--- BEGIN Records provided ---

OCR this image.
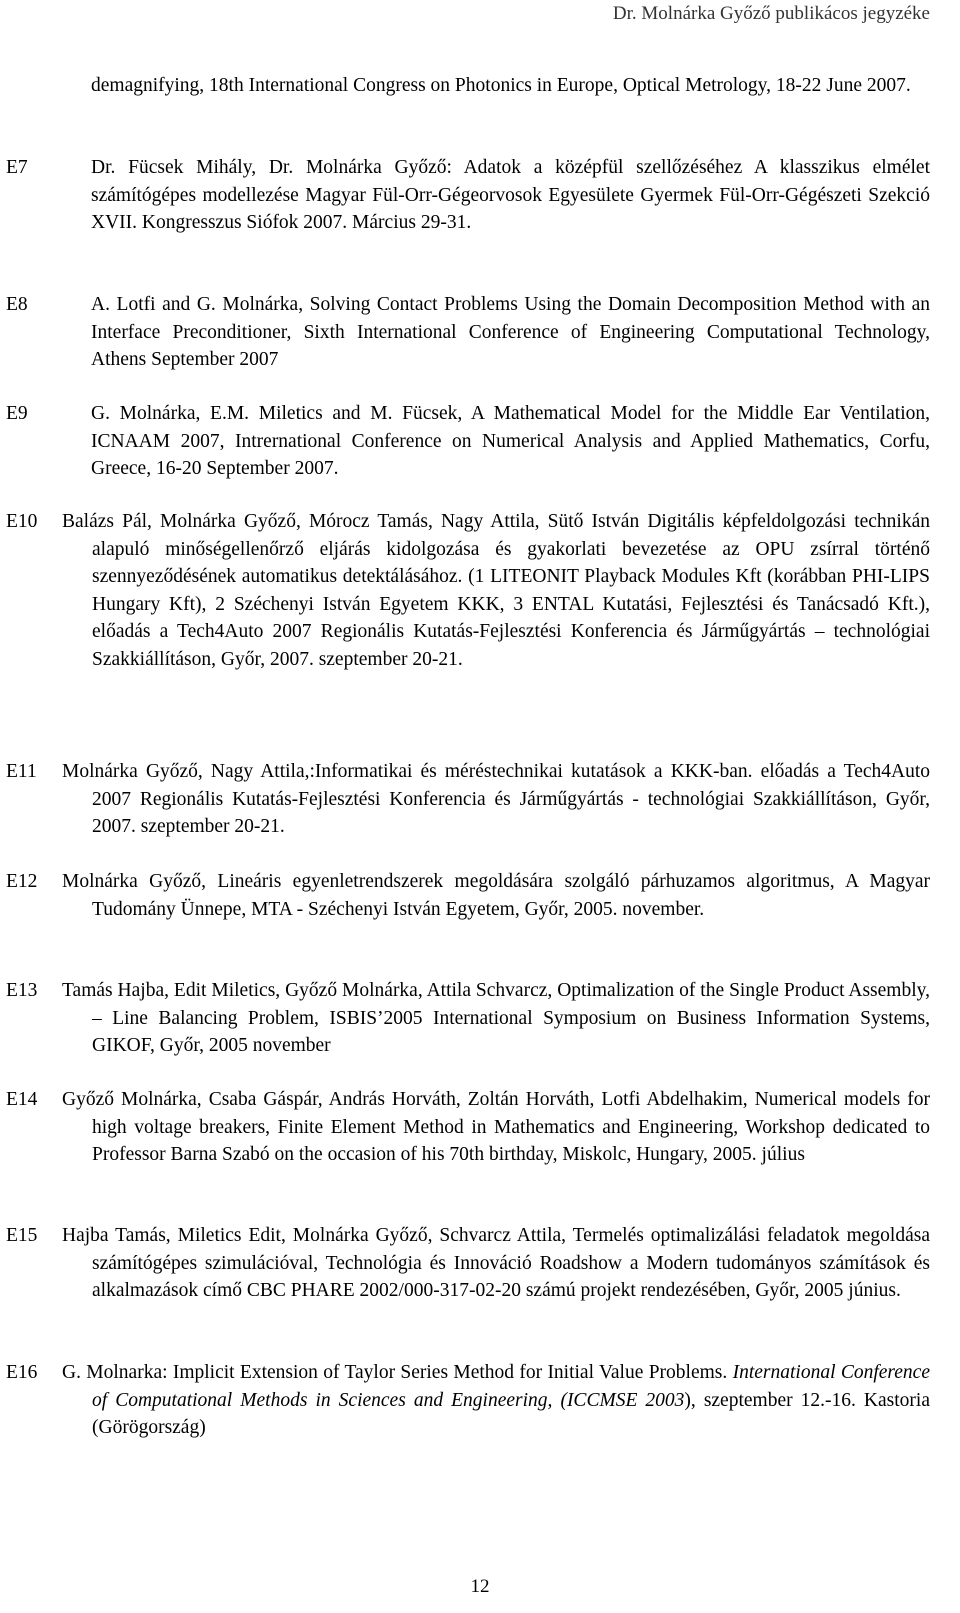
Dr. Molnárka Győző publikácos jegyzéke
demagnifying, 18th International Congress on Photonics in Europe, Optical Metrology, 18-22 June 2007.
E7	Dr. Fücsek Mihály, Dr. Molnárka Győző: Adatok a középfül szellőzéséhez A klasszikus elmélet számítógépes modellezése Magyar Fül-Orr-Gégeorvosok Egyesülete Gyermek Fül-Orr-Gégészeti Szekció XVII. Kongresszus Siófok 2007. Március 29-31.
E8	A. Lotfi and G. Molnárka, Solving Contact Problems Using the Domain Decomposition Method with an Interface Preconditioner, Sixth International Conference of Engineering Computational Technology, Athens September 2007
E9	G. Molnárka, E.M. Miletics and M. Fücsek, A Mathematical Model for the Middle Ear Ventilation, ICNAAM 2007, Intrernational Conference on Numerical Analysis and Applied Mathematics, Corfu, Greece, 16-20 September 2007.
E10 Balázs Pál, Molnárka Győző, Mórocz Tamás, Nagy Attila, Sütő István Digitális képfeldolgozási technikán alapuló minőségellenőrző eljárás kidolgozása és gyakorlati bevezetése az OPU zsírral történő szennyeződésének automatikus detektálásához. (1 LITEONIT Playback Modules Kft (korábban PHI-LIPS Hungary Kft), 2 Széchenyi István Egyetem KKK, 3 ENTAL Kutatási, Fejlesztési és Tanácsadó Kft.), előadás a Tech4Auto 2007 Regionális Kutatás-Fejlesztési Konferencia és Járműgyártás – technológiai Szakkiállításon, Győr, 2007. szeptember 20-21.
E11 Molnárka Győző, Nagy Attila,:Informatikai és méréstechnikai kutatások a KKK-ban. előadás a Tech4Auto 2007 Regionális Kutatás-Fejlesztési Konferencia és Járműgyártás - technológiai Szakkiállításon, Győr, 2007. szeptember 20-21.
E12 Molnárka Győző, Lineáris egyenletrendszerek megoldására szolgáló párhuzamos algoritmus, A Magyar Tudomány Ünnepe, MTA - Széchenyi István Egyetem, Győr, 2005. november.
E13 Tamás Hajba, Edit Miletics, Győző Molnárka, Attila Schvarcz, Optimalization of the Single Product Assembly, – Line Balancing Problem, ISBIS’2005 International Symposium on Business Information Systems, GIKOF, Győr, 2005 november
E14 Győző Molnárka, Csaba Gáspár, András Horváth, Zoltán Horváth, Lotfi Abdelhakim, Numerical models for high voltage breakers, Finite Element Method in Mathematics and Engineering, Workshop dedicated to Professor Barna Szabó on the occasion of his 70th birthday, Miskolc, Hungary, 2005. július
E15 Hajba Tamás, Miletics Edit, Molnárka Győző, Schvarcz Attila, Termelés optimalizálási feladatok megoldása számítógépes szimulációval, Technológia és Innováció Roadshow a Modern tudományos számítások és alkalmazások címő CBC PHARE 2002/000-317-02-20 számú projekt rendezésében, Győr, 2005 június.
E16 G. Molnarka: Implicit Extension of Taylor Series Method for Initial Value Problems. International Conference of Computational Methods in Sciences and Engineering, (ICCMSE 2003), szeptember 12.-16. Kastoria (Görögország)
12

--- END Records provided ---

All entries must be written out again exactly as given, with no pictures in the copy.

OCR this image.
Dr. Molnárka Győző publikácos jegyzéke
demagnifying, 18th International Congress on Photonics in Europe, Optical Metrology, 18-22 June 2007.
E7	Dr. Fücsek Mihály, Dr. Molnárka Győző: Adatok a középfül szellőzéséhez A klasszikus elmélet számítógépes modellezése Magyar Fül-Orr-Gégeorvosok Egyesülete Gyermek Fül-Orr-Gégészeti Szekció XVII. Kongresszus Siófok 2007. Március 29-31.
E8	A. Lotfi and G. Molnárka, Solving Contact Problems Using the Domain Decomposition Method with an Interface Preconditioner, Sixth International Conference of Engineering Computational Technology, Athens September 2007
E9	G. Molnárka, E.M. Miletics and M. Fücsek, A Mathematical Model for the Middle Ear Ventilation, ICNAAM 2007, Intrernational Conference on Numerical Analysis and Applied Mathematics, Corfu, Greece, 16-20 September 2007.
E10 Balázs Pál, Molnárka Győző, Mórocz Tamás, Nagy Attila, Sütő István Digitális képfeldolgozási technikán alapuló minőségellenőrző eljárás kidolgozása és gyakorlati bevezetése az OPU zsírral történő szennyeződésének automatikus detektálásához. (1 LITEONIT Playback Modules Kft (korábban PHI-LIPS Hungary Kft), 2 Széchenyi István Egyetem KKK, 3 ENTAL Kutatási, Fejlesztési és Tanácsadó Kft.), előadás a Tech4Auto 2007 Regionális Kutatás-Fejlesztési Konferencia és Járműgyártás – technológiai Szakkiállításon, Győr, 2007. szeptember 20-21.
E11 Molnárka Győző, Nagy Attila,:Informatikai és méréstechnikai kutatások a KKK-ban. előadás a Tech4Auto 2007 Regionális Kutatás-Fejlesztési Konferencia és Járműgyártás - technológiai Szakkiállításon, Győr, 2007. szeptember 20-21.
E12 Molnárka Győző, Lineáris egyenletrendszerek megoldására szolgáló párhuzamos algoritmus, A Magyar Tudomány Ünnepe, MTA - Széchenyi István Egyetem, Győr, 2005. november.
E13 Tamás Hajba, Edit Miletics, Győző Molnárka, Attila Schvarcz, Optimalization of the Single Product Assembly, – Line Balancing Problem, ISBIS’2005 International Symposium on Business Information Systems, GIKOF, Győr, 2005 november
E14 Győző Molnárka, Csaba Gáspár, András Horváth, Zoltán Horváth, Lotfi Abdelhakim, Numerical models for high voltage breakers, Finite Element Method in Mathematics and Engineering, Workshop dedicated to Professor Barna Szabó on the occasion of his 70th birthday, Miskolc, Hungary, 2005. július
E15 Hajba Tamás, Miletics Edit, Molnárka Győző, Schvarcz Attila, Termelés optimalizálási feladatok megoldása számítógépes szimulációval, Technológia és Innováció Roadshow a Modern tudományos számítások és alkalmazások címő CBC PHARE 2002/000-317-02-20 számú projekt rendezésében, Győr, 2005 június.
E16 G. Molnarka: Implicit Extension of Taylor Series Method for Initial Value Problems. International Conference of Computational Methods in Sciences and Engineering, (ICCMSE 2003), szeptember 12.-16. Kastoria (Görögország)
12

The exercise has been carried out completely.